• STATED GOAL:
Below are the records. Gather each line that holds "JSON".

• DATA PROVIDED:
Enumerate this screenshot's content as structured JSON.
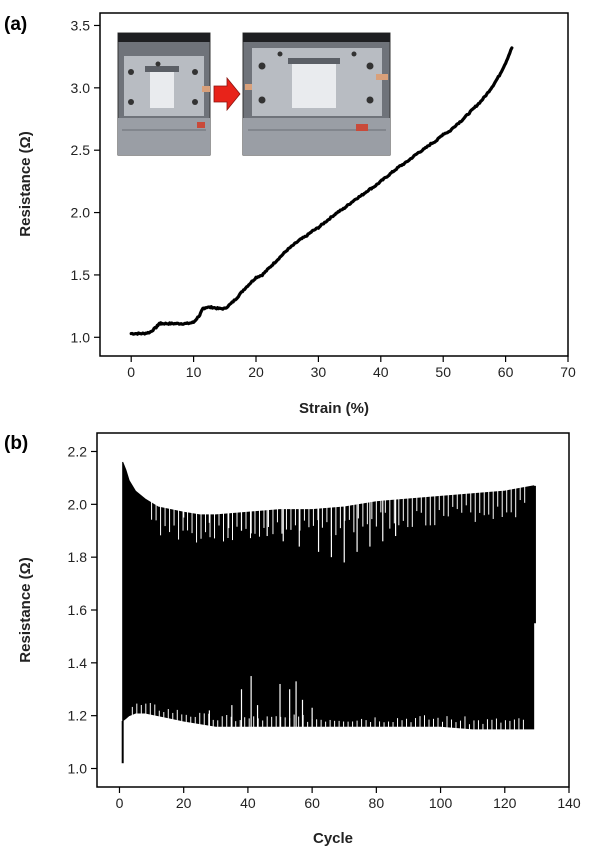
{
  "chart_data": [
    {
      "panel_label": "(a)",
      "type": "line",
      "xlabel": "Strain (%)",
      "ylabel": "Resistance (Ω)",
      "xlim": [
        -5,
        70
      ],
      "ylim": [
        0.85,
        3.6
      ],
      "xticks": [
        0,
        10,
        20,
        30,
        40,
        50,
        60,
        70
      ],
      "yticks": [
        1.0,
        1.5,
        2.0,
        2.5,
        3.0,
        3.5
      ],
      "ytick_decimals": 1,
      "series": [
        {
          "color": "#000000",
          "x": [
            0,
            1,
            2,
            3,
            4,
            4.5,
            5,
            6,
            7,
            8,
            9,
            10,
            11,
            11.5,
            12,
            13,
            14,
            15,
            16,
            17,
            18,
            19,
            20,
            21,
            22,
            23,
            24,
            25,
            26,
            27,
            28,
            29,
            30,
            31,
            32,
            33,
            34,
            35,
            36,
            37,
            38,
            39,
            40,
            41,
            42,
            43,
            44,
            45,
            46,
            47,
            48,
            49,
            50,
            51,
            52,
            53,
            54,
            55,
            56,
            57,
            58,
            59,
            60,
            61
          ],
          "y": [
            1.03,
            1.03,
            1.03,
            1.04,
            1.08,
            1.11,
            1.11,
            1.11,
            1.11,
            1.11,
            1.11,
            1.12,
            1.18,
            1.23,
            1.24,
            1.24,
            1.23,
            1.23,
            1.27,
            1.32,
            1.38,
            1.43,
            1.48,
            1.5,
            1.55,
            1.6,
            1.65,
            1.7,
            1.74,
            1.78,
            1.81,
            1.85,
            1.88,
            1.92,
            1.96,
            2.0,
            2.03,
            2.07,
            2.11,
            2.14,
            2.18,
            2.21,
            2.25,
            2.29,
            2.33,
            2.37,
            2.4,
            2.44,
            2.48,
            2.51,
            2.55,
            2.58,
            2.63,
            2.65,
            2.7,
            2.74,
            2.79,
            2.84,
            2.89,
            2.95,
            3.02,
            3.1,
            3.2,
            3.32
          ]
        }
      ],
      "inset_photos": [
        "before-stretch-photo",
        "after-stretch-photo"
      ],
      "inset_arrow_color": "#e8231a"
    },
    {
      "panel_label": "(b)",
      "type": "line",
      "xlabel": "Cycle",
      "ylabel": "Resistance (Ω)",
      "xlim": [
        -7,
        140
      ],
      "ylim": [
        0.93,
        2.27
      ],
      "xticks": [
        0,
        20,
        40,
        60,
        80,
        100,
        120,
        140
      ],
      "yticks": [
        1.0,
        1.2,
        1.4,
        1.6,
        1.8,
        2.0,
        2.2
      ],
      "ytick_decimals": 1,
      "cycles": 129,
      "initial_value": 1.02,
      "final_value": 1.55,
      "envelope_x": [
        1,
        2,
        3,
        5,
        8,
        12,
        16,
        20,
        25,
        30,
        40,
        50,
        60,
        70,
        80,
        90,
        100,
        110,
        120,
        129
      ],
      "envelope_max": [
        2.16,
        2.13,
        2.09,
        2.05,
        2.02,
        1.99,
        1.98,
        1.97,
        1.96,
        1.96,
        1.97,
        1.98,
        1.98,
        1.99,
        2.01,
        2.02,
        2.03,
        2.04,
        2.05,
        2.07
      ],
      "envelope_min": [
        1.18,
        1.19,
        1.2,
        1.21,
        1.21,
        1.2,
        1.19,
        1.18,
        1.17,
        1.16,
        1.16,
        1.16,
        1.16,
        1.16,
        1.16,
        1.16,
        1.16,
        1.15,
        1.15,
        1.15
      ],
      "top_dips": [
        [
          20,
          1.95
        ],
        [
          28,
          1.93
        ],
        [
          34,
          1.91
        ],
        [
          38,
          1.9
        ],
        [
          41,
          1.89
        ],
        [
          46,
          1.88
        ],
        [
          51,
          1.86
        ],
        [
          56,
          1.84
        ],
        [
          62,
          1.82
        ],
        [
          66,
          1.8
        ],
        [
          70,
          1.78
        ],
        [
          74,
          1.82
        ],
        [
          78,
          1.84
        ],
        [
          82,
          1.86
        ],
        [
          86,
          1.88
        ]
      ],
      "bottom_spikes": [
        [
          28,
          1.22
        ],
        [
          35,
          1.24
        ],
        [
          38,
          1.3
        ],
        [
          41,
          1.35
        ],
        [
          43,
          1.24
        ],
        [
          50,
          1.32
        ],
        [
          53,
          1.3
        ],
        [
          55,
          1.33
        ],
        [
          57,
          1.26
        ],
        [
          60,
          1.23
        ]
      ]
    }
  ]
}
--
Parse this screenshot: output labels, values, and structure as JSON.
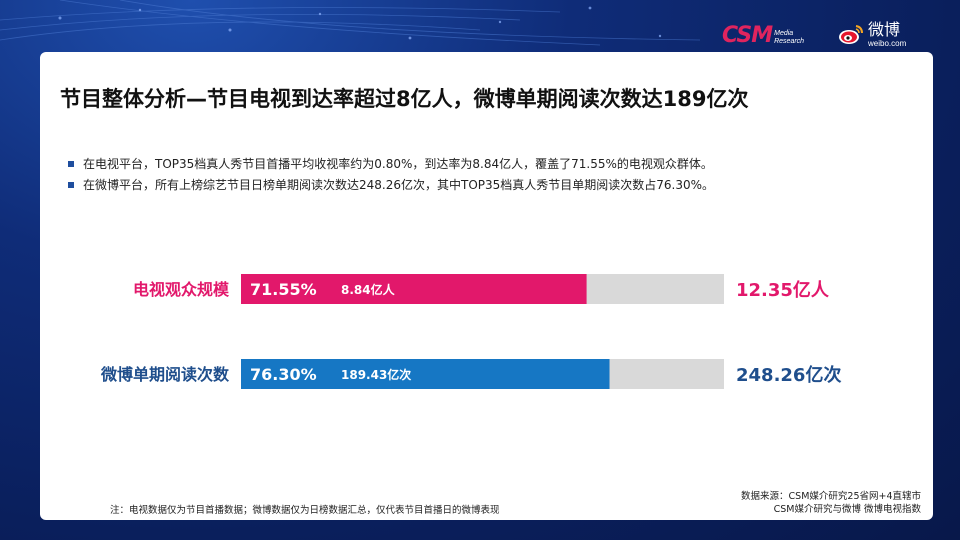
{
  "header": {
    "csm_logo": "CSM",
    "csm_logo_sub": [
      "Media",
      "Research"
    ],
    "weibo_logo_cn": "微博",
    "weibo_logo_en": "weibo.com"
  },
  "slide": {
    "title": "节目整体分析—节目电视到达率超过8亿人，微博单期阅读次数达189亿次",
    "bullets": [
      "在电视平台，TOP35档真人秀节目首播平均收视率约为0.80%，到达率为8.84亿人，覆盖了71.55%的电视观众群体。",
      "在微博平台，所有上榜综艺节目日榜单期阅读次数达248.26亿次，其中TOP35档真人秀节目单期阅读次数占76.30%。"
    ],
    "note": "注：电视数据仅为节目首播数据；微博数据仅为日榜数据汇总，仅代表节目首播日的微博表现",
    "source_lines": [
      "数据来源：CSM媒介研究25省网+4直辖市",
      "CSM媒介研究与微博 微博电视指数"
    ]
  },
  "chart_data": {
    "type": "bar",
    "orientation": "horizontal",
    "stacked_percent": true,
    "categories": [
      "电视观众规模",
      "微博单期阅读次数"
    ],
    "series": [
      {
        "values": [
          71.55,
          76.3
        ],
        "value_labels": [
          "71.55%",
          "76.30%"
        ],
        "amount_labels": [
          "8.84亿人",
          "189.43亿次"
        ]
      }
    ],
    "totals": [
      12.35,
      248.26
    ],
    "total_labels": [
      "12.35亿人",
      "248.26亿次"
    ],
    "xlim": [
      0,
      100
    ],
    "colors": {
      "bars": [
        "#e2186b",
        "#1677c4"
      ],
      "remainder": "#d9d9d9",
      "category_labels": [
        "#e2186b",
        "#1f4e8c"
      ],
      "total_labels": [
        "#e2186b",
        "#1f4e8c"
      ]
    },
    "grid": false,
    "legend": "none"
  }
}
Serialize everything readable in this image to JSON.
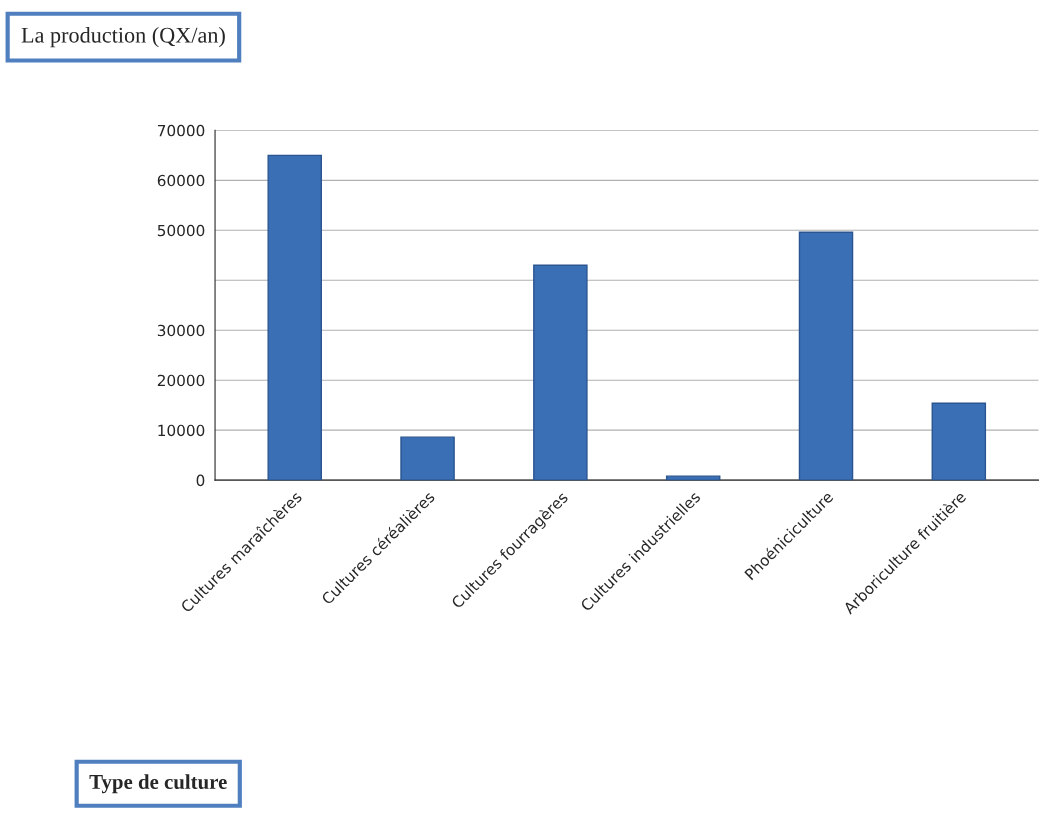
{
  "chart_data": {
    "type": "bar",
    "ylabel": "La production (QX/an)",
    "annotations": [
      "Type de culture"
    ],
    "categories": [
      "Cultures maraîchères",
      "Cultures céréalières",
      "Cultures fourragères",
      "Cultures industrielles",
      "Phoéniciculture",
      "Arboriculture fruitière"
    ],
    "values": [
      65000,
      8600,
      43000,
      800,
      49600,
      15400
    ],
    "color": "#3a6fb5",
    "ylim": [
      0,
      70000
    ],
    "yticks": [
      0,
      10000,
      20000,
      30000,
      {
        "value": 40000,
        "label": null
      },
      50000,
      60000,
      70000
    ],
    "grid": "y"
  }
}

• WRITTEN REPLY:
Enumerate this screenshot's content as structured JSON.
Parse this screenshot: output labels, values, and structure as JSON.
Serialize everything readable in this image to JSON.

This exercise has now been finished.